**EXTRACTED ENTRIES**
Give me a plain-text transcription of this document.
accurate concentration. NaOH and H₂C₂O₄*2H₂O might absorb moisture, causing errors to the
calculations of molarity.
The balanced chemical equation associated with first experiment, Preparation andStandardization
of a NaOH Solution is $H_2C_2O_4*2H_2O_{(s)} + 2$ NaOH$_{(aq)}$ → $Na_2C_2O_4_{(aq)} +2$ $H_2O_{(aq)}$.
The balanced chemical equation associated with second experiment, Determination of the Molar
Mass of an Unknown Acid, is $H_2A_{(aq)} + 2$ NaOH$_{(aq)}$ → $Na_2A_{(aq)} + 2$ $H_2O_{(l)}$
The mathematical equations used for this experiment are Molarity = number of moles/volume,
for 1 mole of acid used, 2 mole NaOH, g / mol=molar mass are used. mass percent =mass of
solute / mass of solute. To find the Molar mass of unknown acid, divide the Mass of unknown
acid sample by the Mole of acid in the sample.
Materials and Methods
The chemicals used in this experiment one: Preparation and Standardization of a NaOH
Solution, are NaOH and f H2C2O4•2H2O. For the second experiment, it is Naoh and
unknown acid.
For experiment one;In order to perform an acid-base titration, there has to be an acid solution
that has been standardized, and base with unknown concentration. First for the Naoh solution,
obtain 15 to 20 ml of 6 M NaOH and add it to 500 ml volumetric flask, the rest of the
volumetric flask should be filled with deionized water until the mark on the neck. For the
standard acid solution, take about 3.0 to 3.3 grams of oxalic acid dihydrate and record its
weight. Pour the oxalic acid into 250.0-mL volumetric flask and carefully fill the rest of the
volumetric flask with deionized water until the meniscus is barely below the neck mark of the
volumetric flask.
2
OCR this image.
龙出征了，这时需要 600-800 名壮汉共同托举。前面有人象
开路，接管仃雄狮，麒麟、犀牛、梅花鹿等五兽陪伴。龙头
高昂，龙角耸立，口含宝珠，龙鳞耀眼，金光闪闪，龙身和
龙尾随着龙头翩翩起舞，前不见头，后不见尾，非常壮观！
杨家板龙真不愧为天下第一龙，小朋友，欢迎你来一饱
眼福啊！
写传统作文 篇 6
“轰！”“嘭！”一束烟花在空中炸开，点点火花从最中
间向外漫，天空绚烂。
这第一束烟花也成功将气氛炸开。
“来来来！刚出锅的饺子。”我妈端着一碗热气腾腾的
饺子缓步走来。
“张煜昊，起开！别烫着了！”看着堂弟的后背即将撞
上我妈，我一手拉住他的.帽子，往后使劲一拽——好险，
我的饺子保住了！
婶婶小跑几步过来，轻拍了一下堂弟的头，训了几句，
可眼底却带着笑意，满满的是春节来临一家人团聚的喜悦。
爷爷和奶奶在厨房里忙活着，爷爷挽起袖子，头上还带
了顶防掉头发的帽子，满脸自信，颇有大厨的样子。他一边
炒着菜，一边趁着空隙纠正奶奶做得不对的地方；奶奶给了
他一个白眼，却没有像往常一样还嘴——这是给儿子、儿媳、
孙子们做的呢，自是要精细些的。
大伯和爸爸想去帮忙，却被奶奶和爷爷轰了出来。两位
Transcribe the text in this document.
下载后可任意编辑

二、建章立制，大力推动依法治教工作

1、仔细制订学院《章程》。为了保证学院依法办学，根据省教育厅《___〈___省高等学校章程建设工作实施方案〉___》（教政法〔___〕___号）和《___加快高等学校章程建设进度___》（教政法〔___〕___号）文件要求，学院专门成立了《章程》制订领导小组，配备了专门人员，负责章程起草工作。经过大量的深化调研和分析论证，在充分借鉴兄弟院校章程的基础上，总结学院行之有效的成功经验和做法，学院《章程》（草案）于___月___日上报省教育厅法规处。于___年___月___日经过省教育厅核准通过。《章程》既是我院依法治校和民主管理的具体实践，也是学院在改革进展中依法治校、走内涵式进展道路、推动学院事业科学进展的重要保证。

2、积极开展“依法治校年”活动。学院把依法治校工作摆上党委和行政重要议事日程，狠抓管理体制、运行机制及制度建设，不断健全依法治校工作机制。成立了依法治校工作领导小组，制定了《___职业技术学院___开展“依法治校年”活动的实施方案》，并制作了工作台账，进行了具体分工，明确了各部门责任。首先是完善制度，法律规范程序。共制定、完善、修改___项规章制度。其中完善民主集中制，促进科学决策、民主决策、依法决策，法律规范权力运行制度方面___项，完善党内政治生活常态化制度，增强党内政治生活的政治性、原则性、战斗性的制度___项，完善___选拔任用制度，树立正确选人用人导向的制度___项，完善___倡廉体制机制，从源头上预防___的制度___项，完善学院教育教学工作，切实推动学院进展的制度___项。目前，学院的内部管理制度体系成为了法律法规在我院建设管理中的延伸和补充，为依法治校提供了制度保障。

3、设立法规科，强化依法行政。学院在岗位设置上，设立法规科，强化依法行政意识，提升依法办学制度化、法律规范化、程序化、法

**TASK DETAILS**
Print all of the entries again, exactly as written.

**COMPLETE RESPONSE**
Give me a plain-text transcription of this document.
accurate concentration. NaOH and H₂C₂O₄*2H₂O might absorb moisture, causing errors to the
calculations of molarity.
The balanced chemical equation associated with first experiment, Preparation andStandardization
of a NaOH Solution is $H_2C_2O_4*2H_2O_{(s)} + 2$ NaOH$_{(aq)}$ → $Na_2C_2O_4_{(aq)} +2$ $H_2O_{(aq)}$.
The balanced chemical equation associated with second experiment, Determination of the Molar
Mass of an Unknown Acid, is $H_2A_{(aq)} + 2$ NaOH$_{(aq)}$ → $Na_2A_{(aq)} + 2$ $H_2O_{(l)}$
The mathematical equations used for this experiment are Molarity = number of moles/volume,
for 1 mole of acid used, 2 mole NaOH, g / mol=molar mass are used. mass percent =mass of
solute / mass of solute. To find the Molar mass of unknown acid, divide the Mass of unknown
acid sample by the Mole of acid in the sample.
Materials and Methods
The chemicals used in this experiment one: Preparation and Standardization of a NaOH
Solution, are NaOH and f H2C2O4•2H2O. For the second experiment, it is Naoh and
unknown acid.
For experiment one;In order to perform an acid-base titration, there has to be an acid solution
that has been standardized, and base with unknown concentration. First for the Naoh solution,
obtain 15 to 20 ml of 6 M NaOH and add it to 500 ml volumetric flask, the rest of the
volumetric flask should be filled with deionized water until the mark on the neck. For the
standard acid solution, take about 3.0 to 3.3 grams of oxalic acid dihydrate and record its
weight. Pour the oxalic acid into 250.0-mL volumetric flask and carefully fill the rest of the
volumetric flask with deionized water until the meniscus is barely below the neck mark of the
volumetric flask.
2
OCR this image.
龙出征了，这时需要 600-800 名壮汉共同托举。前面有人象
开路，接管仃雄狮，麒麟、犀牛、梅花鹿等五兽陪伴。龙头
高昂，龙角耸立，口含宝珠，龙鳞耀眼，金光闪闪，龙身和
龙尾随着龙头翩翩起舞，前不见头，后不见尾，非常壮观！
杨家板龙真不愧为天下第一龙，小朋友，欢迎你来一饱
眼福啊！
写传统作文 篇 6
“轰！”“嘭！”一束烟花在空中炸开，点点火花从最中
间向外漫，天空绚烂。
这第一束烟花也成功将气氛炸开。
“来来来！刚出锅的饺子。”我妈端着一碗热气腾腾的
饺子缓步走来。
“张煜昊，起开！别烫着了！”看着堂弟的后背即将撞
上我妈，我一手拉住他的.帽子，往后使劲一拽——好险，
我的饺子保住了！
婶婶小跑几步过来，轻拍了一下堂弟的头，训了几句，
可眼底却带着笑意，满满的是春节来临一家人团聚的喜悦。
爷爷和奶奶在厨房里忙活着，爷爷挽起袖子，头上还带
了顶防掉头发的帽子，满脸自信，颇有大厨的样子。他一边
炒着菜，一边趁着空隙纠正奶奶做得不对的地方；奶奶给了
他一个白眼，却没有像往常一样还嘴——这是给儿子、儿媳、
孙子们做的呢，自是要精细些的。
大伯和爸爸想去帮忙，却被奶奶和爷爷轰了出来。两位
Transcribe the text in this document.
下载后可任意编辑

二、建章立制，大力推动依法治教工作

1、仔细制订学院《章程》。为了保证学院依法办学，根据省教育厅《___〈___省高等学校章程建设工作实施方案〉___》（教政法〔___〕___号）和《___加快高等学校章程建设进度___》（教政法〔___〕___号）文件要求，学院专门成立了《章程》制订领导小组，配备了专门人员，负责章程起草工作。经过大量的深化调研和分析论证，在充分借鉴兄弟院校章程的基础上，总结学院行之有效的成功经验和做法，学院《章程》（草案）于___月___日上报省教育厅法规处。于___年___月___日经过省教育厅核准通过。《章程》既是我院依法治校和民主管理的具体实践，也是学院在改革进展中依法治校、走内涵式进展道路、推动学院事业科学进展的重要保证。

2、积极开展“依法治校年”活动。学院把依法治校工作摆上党委和行政重要议事日程，狠抓管理体制、运行机制及制度建设，不断健全依法治校工作机制。成立了依法治校工作领导小组，制定了《___职业技术学院___开展“依法治校年”活动的实施方案》，并制作了工作台账，进行了具体分工，明确了各部门责任。首先是完善制度，法律规范程序。共制定、完善、修改___项规章制度。其中完善民主集中制，促进科学决策、民主决策、依法决策，法律规范权力运行制度方面___项，完善党内政治生活常态化制度，增强党内政治生活的政治性、原则性、战斗性的制度___项，完善___选拔任用制度，树立正确选人用人导向的制度___项，完善___倡廉体制机制，从源头上预防___的制度___项，完善学院教育教学工作，切实推动学院进展的制度___项。目前，学院的内部管理制度体系成为了法律法规在我院建设管理中的延伸和补充，为依法治校提供了制度保障。

3、设立法规科，强化依法行政。学院在岗位设置上，设立法规科，强化依法行政意识，提升依法办学制度化、法律规范化、程序化、法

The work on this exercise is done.